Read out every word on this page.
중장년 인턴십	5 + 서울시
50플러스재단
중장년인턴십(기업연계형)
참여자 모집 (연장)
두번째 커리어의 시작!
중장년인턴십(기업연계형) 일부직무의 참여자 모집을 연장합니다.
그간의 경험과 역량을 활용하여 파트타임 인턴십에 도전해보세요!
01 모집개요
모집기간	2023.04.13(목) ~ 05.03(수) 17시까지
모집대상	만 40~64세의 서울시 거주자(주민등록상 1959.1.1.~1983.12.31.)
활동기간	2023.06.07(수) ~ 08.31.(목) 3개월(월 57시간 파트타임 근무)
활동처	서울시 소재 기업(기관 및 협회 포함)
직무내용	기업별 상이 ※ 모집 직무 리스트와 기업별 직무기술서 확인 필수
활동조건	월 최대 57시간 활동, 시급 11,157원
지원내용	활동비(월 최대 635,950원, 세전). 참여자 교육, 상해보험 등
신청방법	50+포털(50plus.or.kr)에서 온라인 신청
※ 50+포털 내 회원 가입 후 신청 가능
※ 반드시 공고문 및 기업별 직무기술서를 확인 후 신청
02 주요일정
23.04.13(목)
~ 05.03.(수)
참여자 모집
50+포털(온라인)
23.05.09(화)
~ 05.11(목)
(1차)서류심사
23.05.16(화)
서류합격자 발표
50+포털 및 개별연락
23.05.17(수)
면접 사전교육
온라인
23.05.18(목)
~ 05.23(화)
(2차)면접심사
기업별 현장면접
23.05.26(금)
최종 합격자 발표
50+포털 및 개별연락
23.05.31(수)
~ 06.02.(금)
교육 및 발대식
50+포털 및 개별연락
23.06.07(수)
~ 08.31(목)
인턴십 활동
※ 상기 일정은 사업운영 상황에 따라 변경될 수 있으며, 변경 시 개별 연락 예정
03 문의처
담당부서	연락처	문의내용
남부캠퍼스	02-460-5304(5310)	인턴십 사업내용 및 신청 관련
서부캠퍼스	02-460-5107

++++++++++++++++++++

• Do this: Hand back the material above in full, exactly as written.

• Task response:
Read out every word on this page.
중장년 인턴십	5 + 서울시
50플러스재단
중장년인턴십(기업연계형)
참여자 모집 (연장)
두번째 커리어의 시작!
중장년인턴십(기업연계형) 일부직무의 참여자 모집을 연장합니다.
그간의 경험과 역량을 활용하여 파트타임 인턴십에 도전해보세요!
01 모집개요
모집기간	2023.04.13(목) ~ 05.03(수) 17시까지
모집대상	만 40~64세의 서울시 거주자(주민등록상 1959.1.1.~1983.12.31.)
활동기간	2023.06.07(수) ~ 08.31.(목) 3개월(월 57시간 파트타임 근무)
활동처	서울시 소재 기업(기관 및 협회 포함)
직무내용	기업별 상이 ※ 모집 직무 리스트와 기업별 직무기술서 확인 필수
활동조건	월 최대 57시간 활동, 시급 11,157원
지원내용	활동비(월 최대 635,950원, 세전). 참여자 교육, 상해보험 등
신청방법	50+포털(50plus.or.kr)에서 온라인 신청
※ 50+포털 내 회원 가입 후 신청 가능
※ 반드시 공고문 및 기업별 직무기술서를 확인 후 신청
02 주요일정
23.04.13(목)
~ 05.03.(수)
참여자 모집
50+포털(온라인)
23.05.09(화)
~ 05.11(목)
(1차)서류심사
23.05.16(화)
서류합격자 발표
50+포털 및 개별연락
23.05.17(수)
면접 사전교육
온라인
23.05.18(목)
~ 05.23(화)
(2차)면접심사
기업별 현장면접
23.05.26(금)
최종 합격자 발표
50+포털 및 개별연락
23.05.31(수)
~ 06.02.(금)
교육 및 발대식
50+포털 및 개별연락
23.06.07(수)
~ 08.31(목)
인턴십 활동
※ 상기 일정은 사업운영 상황에 따라 변경될 수 있으며, 변경 시 개별 연락 예정
03 문의처
담당부서	연락처	문의내용
남부캠퍼스	02-460-5304(5310)	인턴십 사업내용 및 신청 관련
서부캠퍼스	02-460-5107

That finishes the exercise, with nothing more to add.